## Your instructions:
All lines below must be repeated exactly, with the pictures omitted.

## Entries shown:
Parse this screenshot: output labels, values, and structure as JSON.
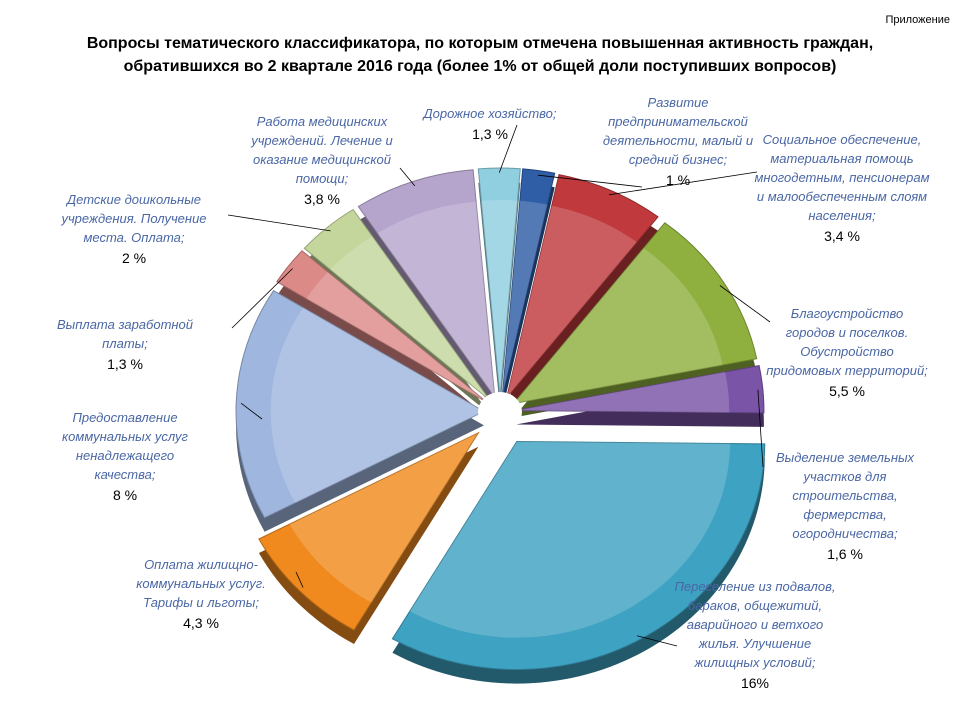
{
  "appendix": "Приложение",
  "title_line1": "Вопросы тематического классификатора, по которым отмечена повышенная активность граждан,",
  "title_line2": "обратившихся  во 2 квартале  2016 года  (более 1% от общей доли поступивших вопросов)",
  "chart_data": {
    "type": "pie",
    "title": "Вопросы тематического классификатора, по которым отмечена повышенная активность граждан, обратившихся во 2 квартале 2016 года (более 1% от общей доли поступивших вопросов)",
    "slices": [
      {
        "label": "Дорожное хозяйство;",
        "value": 1.3,
        "value_label": "1,3 %",
        "color": "#8fcfe0"
      },
      {
        "label": "Развитие предпринимательской деятельности, малый и средний бизнес;",
        "value": 1.0,
        "value_label": "1 %",
        "color": "#2f5da6"
      },
      {
        "label": "Социальное обеспечение, материальная помощь многодетным, пенсионерам и малообеспеченным слоям населения;",
        "value": 3.4,
        "value_label": "3,4 %",
        "color": "#c0393c"
      },
      {
        "label": "Благоустройство городов и поселков. Обустройство придомовых территорий;",
        "value": 5.5,
        "value_label": "5,5 %",
        "color": "#8fb03e"
      },
      {
        "label": "Выделение земельных участков для строительства, фермерства, огородничества;",
        "value": 1.6,
        "value_label": "1,6 %",
        "color": "#7a54a6"
      },
      {
        "label": "Переселение из подвалов, бараков, общежитий, аварийного и ветхого жилья. Улучшение жилищных условий;",
        "value": 16,
        "value_label": "16%",
        "color": "#3ea2c2"
      },
      {
        "label": "Оплата жилищно-коммунальных услуг. Тарифы и льготы;",
        "value": 4.3,
        "value_label": "4,3 %",
        "color": "#f08a1e"
      },
      {
        "label": "Предоставление коммунальных услуг ненадлежащего качества;",
        "value": 8,
        "value_label": "8 %",
        "color": "#9fb6de"
      },
      {
        "label": "Выплата заработной платы;",
        "value": 1.3,
        "value_label": "1,3 %",
        "color": "#dc8a88"
      },
      {
        "label": "Детские дошкольные учреждения. Получение места. Оплата;",
        "value": 2,
        "value_label": "2 %",
        "color": "#c4d69b"
      },
      {
        "label": "Работа медицинских учреждений. Лечение и оказание медицинской помощи;",
        "value": 3.8,
        "value_label": "3,8 %",
        "color": "#b5a5cc"
      }
    ]
  }
}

## Answer to the problem:
Parse this screenshot: output labels, values, and structure as JSON.
{
  "appendix": "Приложение",
  "title_line1": "Вопросы тематического классификатора, по которым отмечена повышенная активность граждан,",
  "title_line2": "обратившихся  во 2 квартале  2016 года  (более 1% от общей доли поступивших вопросов)",
  "chart_data": {
    "type": "pie",
    "title": "Вопросы тематического классификатора, по которым отмечена повышенная активность граждан, обратившихся во 2 квартале 2016 года (более 1% от общей доли поступивших вопросов)",
    "slices": [
      {
        "label": "Дорожное хозяйство;",
        "value": 1.3,
        "value_label": "1,3 %",
        "color": "#8fcfe0"
      },
      {
        "label": "Развитие предпринимательской деятельности, малый и средний бизнес;",
        "value": 1.0,
        "value_label": "1 %",
        "color": "#2f5da6"
      },
      {
        "label": "Социальное обеспечение, материальная помощь многодетным, пенсионерам и малообеспеченным слоям населения;",
        "value": 3.4,
        "value_label": "3,4 %",
        "color": "#c0393c"
      },
      {
        "label": "Благоустройство городов и поселков. Обустройство придомовых территорий;",
        "value": 5.5,
        "value_label": "5,5 %",
        "color": "#8fb03e"
      },
      {
        "label": "Выделение земельных участков для строительства, фермерства, огородничества;",
        "value": 1.6,
        "value_label": "1,6 %",
        "color": "#7a54a6"
      },
      {
        "label": "Переселение из подвалов, бараков, общежитий, аварийного и ветхого жилья. Улучшение жилищных условий;",
        "value": 16,
        "value_label": "16%",
        "color": "#3ea2c2"
      },
      {
        "label": "Оплата жилищно-коммунальных услуг. Тарифы и льготы;",
        "value": 4.3,
        "value_label": "4,3 %",
        "color": "#f08a1e"
      },
      {
        "label": "Предоставление коммунальных услуг ненадлежащего качества;",
        "value": 8,
        "value_label": "8 %",
        "color": "#9fb6de"
      },
      {
        "label": "Выплата заработной платы;",
        "value": 1.3,
        "value_label": "1,3 %",
        "color": "#dc8a88"
      },
      {
        "label": "Детские дошкольные учреждения. Получение места. Оплата;",
        "value": 2,
        "value_label": "2 %",
        "color": "#c4d69b"
      },
      {
        "label": "Работа медицинских учреждений. Лечение и оказание медицинской помощи;",
        "value": 3.8,
        "value_label": "3,8 %",
        "color": "#b5a5cc"
      }
    ]
  }
}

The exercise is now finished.